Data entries
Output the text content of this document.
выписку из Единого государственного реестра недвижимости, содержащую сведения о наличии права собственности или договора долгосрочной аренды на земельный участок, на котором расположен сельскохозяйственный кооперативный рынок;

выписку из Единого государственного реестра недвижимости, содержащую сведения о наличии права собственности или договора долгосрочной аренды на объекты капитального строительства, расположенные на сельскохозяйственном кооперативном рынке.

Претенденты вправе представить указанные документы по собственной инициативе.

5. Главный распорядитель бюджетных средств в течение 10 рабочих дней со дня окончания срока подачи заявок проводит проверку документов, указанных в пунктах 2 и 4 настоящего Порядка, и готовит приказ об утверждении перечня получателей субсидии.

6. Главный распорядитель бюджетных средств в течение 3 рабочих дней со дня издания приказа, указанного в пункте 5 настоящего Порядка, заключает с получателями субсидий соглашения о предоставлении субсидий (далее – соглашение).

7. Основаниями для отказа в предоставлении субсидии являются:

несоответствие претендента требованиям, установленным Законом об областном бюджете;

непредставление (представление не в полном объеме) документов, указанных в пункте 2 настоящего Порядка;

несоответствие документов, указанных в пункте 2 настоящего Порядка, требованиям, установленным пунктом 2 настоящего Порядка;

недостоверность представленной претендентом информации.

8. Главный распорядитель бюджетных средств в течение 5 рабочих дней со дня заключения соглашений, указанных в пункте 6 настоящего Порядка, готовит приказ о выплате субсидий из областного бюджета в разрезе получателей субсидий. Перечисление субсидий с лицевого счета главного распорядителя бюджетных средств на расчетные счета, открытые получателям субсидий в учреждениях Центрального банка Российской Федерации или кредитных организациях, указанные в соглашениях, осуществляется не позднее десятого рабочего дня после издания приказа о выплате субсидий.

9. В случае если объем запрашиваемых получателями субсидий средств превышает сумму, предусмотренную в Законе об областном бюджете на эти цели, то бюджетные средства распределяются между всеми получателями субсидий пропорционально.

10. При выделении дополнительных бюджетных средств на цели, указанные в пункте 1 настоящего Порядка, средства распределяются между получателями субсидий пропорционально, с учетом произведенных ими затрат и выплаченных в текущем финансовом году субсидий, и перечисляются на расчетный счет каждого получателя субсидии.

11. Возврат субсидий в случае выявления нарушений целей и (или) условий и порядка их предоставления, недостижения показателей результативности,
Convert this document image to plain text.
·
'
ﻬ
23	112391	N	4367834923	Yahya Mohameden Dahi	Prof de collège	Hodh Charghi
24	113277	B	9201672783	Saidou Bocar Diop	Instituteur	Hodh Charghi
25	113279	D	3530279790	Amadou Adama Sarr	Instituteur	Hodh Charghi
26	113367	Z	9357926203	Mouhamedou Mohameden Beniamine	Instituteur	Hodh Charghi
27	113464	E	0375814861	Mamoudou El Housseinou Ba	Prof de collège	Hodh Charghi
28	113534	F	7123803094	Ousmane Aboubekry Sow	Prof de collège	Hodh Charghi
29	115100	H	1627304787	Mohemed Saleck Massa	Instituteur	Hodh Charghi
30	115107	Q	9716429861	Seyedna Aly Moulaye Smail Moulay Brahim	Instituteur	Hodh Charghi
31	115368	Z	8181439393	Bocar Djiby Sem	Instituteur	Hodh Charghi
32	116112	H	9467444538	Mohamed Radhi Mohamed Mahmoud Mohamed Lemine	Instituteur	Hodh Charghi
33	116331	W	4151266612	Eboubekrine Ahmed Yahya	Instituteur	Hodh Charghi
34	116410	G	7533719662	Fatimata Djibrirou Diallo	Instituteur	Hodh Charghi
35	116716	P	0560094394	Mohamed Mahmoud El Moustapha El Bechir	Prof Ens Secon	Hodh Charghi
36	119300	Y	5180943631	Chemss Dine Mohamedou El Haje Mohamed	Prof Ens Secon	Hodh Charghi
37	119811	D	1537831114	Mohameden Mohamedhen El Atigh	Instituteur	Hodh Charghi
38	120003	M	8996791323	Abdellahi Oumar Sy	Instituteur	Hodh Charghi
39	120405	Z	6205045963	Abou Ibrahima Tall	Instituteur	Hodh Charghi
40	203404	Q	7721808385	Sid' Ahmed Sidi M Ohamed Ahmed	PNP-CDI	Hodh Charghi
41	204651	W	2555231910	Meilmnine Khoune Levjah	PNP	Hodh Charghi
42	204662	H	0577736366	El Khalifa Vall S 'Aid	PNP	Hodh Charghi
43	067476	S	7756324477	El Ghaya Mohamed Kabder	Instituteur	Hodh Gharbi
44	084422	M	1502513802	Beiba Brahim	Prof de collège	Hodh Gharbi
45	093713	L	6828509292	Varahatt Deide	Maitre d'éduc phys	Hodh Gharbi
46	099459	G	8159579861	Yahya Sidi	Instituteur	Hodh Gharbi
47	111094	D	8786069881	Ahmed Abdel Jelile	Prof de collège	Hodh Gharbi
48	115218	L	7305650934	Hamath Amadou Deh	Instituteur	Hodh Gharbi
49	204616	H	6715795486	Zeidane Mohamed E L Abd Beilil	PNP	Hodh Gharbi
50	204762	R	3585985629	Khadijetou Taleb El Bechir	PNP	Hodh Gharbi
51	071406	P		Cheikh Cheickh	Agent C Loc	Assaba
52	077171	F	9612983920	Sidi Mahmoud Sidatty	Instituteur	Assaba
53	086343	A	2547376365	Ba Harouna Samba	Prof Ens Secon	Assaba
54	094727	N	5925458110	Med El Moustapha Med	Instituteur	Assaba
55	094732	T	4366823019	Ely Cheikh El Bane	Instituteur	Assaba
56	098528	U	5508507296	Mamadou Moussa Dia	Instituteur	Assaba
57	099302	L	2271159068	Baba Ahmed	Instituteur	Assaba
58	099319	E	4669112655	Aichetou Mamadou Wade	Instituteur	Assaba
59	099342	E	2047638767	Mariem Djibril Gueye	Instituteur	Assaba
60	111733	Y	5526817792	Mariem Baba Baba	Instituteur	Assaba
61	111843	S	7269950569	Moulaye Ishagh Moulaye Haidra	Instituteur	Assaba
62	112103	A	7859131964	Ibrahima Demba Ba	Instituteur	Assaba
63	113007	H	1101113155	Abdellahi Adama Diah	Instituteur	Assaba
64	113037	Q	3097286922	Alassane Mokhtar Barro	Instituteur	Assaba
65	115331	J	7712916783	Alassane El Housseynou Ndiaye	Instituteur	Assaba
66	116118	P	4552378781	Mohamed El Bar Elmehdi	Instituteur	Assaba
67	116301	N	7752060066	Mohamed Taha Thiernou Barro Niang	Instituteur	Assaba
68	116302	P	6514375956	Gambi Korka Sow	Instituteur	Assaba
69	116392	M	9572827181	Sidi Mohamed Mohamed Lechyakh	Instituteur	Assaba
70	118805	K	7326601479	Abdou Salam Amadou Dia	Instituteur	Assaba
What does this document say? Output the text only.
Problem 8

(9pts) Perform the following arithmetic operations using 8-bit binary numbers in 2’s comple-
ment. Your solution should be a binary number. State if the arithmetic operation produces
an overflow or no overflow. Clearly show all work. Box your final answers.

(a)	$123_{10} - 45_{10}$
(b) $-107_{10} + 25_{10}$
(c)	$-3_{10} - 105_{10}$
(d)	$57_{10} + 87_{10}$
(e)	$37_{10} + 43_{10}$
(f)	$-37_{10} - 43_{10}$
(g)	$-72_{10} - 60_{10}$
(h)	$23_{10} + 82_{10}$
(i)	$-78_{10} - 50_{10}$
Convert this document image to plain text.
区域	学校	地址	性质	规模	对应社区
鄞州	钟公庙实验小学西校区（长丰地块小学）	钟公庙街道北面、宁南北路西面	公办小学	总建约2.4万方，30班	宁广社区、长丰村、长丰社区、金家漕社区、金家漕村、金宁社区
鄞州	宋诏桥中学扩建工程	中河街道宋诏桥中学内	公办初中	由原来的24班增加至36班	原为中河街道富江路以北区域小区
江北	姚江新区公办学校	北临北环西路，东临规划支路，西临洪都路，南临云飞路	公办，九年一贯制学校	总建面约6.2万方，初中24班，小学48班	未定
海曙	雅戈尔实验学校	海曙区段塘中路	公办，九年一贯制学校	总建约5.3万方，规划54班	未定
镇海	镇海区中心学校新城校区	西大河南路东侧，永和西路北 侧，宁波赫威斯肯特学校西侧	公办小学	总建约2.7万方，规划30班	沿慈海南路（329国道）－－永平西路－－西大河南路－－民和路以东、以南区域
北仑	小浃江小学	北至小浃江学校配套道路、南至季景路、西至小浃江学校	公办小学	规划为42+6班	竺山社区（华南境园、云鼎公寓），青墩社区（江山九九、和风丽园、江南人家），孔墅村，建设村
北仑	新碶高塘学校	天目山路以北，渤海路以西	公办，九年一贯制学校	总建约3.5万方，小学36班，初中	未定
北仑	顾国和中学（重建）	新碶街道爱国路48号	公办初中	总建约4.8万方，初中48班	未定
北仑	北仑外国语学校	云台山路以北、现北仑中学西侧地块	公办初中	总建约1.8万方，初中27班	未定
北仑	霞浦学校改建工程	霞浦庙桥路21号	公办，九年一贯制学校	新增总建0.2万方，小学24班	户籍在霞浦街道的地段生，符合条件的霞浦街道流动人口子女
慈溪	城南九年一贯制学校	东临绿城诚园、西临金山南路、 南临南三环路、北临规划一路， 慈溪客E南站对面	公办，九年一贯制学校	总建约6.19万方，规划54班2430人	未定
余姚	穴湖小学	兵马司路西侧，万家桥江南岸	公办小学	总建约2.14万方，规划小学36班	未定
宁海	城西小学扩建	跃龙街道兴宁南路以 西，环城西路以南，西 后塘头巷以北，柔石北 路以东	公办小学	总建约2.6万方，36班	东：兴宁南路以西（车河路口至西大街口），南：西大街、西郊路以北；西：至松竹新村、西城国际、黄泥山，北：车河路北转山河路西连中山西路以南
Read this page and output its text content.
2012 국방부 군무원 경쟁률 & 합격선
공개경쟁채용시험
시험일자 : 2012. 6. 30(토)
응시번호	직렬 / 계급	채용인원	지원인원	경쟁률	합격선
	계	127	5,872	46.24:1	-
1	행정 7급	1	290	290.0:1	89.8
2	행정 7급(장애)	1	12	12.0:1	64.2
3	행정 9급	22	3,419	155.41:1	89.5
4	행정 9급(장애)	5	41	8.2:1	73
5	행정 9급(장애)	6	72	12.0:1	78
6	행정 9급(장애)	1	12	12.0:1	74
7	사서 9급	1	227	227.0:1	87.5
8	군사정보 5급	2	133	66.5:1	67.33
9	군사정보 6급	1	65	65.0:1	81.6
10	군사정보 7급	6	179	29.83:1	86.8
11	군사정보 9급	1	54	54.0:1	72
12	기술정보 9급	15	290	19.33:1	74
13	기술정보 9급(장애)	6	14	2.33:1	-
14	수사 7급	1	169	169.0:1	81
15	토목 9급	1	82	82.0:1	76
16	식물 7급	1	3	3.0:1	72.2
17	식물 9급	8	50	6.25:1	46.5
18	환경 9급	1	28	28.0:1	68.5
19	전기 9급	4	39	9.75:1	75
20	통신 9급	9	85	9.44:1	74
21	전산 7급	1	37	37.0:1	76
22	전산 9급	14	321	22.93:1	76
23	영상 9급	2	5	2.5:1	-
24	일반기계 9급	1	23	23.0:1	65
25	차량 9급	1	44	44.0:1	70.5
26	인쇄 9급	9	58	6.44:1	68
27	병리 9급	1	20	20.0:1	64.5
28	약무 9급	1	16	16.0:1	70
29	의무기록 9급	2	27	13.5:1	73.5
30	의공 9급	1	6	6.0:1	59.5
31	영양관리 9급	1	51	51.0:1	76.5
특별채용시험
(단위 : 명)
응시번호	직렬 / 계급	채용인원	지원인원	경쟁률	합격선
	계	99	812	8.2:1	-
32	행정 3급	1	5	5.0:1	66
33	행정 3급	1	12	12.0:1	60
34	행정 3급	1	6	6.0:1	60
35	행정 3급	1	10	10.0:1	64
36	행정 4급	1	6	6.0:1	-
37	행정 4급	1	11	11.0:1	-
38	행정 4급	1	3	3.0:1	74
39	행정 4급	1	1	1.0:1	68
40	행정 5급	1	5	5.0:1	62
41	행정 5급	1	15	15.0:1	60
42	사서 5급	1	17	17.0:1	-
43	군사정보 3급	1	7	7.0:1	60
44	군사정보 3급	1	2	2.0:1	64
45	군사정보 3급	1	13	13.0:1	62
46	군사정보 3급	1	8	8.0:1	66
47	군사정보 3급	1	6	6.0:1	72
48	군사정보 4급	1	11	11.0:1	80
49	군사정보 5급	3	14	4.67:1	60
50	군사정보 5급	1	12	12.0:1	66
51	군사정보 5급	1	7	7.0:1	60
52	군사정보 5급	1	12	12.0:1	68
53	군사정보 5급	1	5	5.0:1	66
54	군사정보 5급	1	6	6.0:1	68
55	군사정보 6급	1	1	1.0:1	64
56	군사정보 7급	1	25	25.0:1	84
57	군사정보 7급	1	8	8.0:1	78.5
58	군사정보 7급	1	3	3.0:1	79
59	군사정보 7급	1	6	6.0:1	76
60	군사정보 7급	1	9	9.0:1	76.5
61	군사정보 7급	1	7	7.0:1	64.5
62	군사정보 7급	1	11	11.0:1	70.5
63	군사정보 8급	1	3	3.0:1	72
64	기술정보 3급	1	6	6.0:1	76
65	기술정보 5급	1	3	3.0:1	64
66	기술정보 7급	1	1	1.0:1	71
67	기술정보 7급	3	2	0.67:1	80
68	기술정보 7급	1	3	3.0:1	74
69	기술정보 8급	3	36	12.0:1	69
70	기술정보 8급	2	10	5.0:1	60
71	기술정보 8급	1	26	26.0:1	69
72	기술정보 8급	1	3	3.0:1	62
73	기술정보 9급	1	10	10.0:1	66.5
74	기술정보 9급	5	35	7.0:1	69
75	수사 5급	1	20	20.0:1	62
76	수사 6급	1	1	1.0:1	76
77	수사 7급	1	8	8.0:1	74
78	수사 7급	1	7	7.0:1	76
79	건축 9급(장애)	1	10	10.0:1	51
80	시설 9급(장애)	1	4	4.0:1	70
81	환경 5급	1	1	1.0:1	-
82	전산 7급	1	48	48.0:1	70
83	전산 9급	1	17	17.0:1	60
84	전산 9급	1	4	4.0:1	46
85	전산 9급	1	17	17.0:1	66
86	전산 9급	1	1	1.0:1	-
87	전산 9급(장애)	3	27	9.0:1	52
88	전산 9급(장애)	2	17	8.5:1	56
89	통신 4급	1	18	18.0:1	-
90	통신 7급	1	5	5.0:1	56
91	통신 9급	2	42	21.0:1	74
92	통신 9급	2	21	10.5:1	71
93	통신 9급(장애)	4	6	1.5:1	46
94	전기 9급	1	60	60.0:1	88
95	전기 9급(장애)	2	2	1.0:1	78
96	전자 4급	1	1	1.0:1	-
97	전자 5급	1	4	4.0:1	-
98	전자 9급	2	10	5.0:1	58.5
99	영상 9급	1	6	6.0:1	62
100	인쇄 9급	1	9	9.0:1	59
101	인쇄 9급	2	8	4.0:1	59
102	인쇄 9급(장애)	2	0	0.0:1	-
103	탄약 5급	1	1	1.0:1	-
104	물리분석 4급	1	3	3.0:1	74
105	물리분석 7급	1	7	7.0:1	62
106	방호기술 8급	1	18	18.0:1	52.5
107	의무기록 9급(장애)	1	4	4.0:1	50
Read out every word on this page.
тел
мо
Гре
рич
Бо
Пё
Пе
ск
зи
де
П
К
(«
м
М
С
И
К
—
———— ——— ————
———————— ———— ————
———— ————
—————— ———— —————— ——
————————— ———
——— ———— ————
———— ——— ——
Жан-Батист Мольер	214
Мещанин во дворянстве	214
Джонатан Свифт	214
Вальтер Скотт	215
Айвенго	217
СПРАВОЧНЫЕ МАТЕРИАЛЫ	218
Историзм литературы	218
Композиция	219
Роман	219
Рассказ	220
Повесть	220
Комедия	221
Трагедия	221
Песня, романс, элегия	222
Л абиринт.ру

• [Work instructions]:
Return each full line of the entries that contains the word "this".

• [Answer in full]:
Output the text content of this document.
Convert this document image to plain text.
What does this document say? Output the text only.
Convert this document image to plain text.
Read this page and output its text content.
Read out every word on this page.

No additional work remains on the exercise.